[Start of Supplied material]

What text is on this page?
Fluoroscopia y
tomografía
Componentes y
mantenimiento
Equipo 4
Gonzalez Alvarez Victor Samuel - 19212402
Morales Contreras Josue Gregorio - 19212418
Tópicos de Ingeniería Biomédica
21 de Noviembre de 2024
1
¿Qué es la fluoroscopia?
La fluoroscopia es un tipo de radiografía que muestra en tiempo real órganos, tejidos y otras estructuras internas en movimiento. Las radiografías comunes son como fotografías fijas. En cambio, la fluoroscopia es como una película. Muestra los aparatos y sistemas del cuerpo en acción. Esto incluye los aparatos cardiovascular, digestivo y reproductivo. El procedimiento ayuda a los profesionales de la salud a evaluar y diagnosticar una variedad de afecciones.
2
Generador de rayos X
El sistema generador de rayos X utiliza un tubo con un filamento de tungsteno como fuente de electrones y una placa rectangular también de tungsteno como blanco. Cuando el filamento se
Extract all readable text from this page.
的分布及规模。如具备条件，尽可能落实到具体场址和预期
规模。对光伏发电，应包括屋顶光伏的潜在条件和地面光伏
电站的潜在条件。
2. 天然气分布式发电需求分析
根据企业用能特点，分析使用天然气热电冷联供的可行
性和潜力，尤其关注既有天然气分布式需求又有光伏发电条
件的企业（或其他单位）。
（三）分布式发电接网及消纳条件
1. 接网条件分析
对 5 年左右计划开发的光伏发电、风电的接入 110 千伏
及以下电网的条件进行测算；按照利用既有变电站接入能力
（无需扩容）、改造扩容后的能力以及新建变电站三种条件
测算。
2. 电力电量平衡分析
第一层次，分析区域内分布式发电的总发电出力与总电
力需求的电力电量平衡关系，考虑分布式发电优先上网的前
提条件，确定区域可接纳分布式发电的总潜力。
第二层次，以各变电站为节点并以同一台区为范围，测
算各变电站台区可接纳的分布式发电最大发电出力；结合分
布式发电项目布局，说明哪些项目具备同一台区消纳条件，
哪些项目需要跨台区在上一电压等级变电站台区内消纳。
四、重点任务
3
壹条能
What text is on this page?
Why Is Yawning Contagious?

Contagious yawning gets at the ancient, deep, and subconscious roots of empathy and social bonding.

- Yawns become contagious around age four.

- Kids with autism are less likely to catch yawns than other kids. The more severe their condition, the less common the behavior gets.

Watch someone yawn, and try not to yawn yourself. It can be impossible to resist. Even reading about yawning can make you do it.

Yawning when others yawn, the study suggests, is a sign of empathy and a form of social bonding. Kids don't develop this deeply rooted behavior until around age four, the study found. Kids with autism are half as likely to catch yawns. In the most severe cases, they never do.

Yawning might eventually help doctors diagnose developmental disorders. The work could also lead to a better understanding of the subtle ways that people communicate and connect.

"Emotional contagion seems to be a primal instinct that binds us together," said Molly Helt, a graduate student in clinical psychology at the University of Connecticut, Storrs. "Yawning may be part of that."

[End of Supplied material]
[Start of Supplied material]

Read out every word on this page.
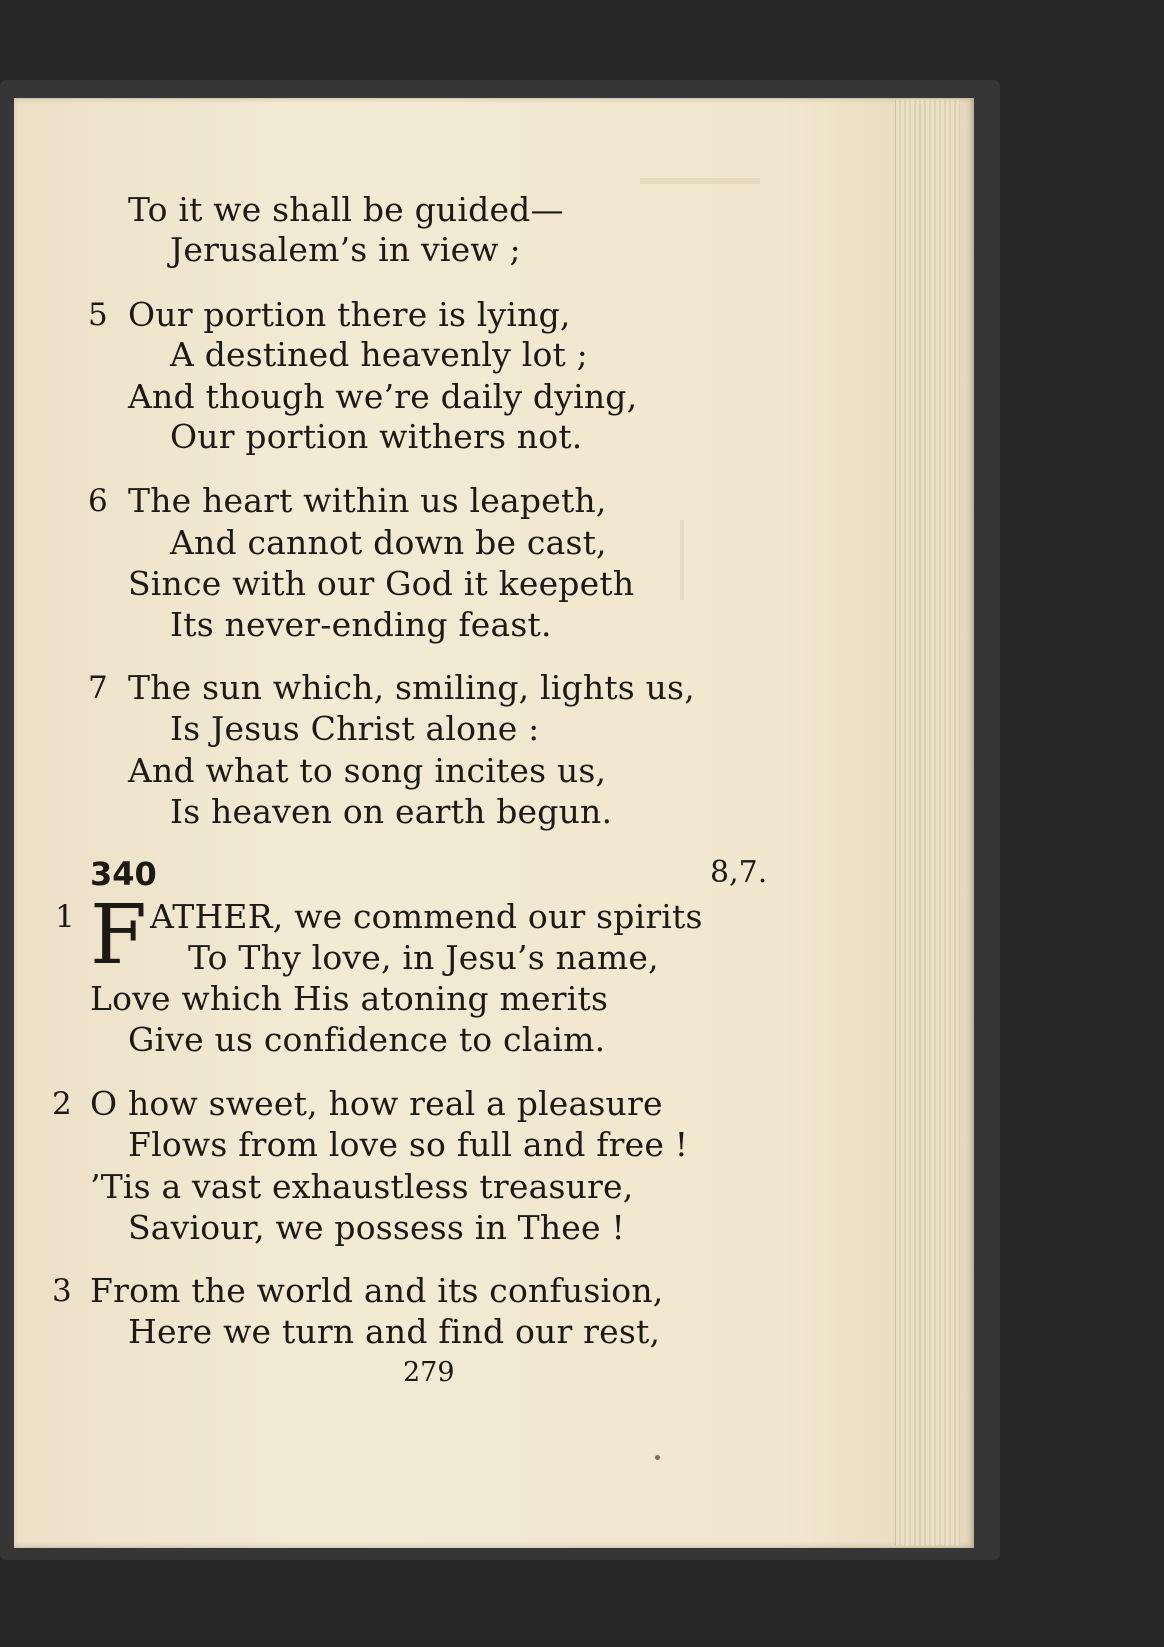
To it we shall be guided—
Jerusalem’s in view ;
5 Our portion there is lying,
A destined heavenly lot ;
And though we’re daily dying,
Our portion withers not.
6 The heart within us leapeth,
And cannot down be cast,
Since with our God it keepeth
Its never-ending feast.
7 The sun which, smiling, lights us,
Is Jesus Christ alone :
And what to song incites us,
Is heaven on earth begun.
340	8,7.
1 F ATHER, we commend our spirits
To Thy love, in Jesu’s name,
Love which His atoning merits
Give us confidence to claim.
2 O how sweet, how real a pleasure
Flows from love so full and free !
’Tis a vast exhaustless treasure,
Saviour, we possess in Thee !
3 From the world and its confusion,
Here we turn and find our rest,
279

[End of Supplied material]

Search the lines for the string "behavior" and copy every line that has it.

● Written answer:
- Kids with autism are less likely to catch yawns than other kids. The more severe their condition, the less common the behavior gets.
Yawning when others yawn, the study suggests, is a sign of empathy and a form of social bonding. Kids don't develop this deeply rooted behavior until around age four, the study found. Kids with autism are half as likely to catch yawns. In the most severe cases, they never do.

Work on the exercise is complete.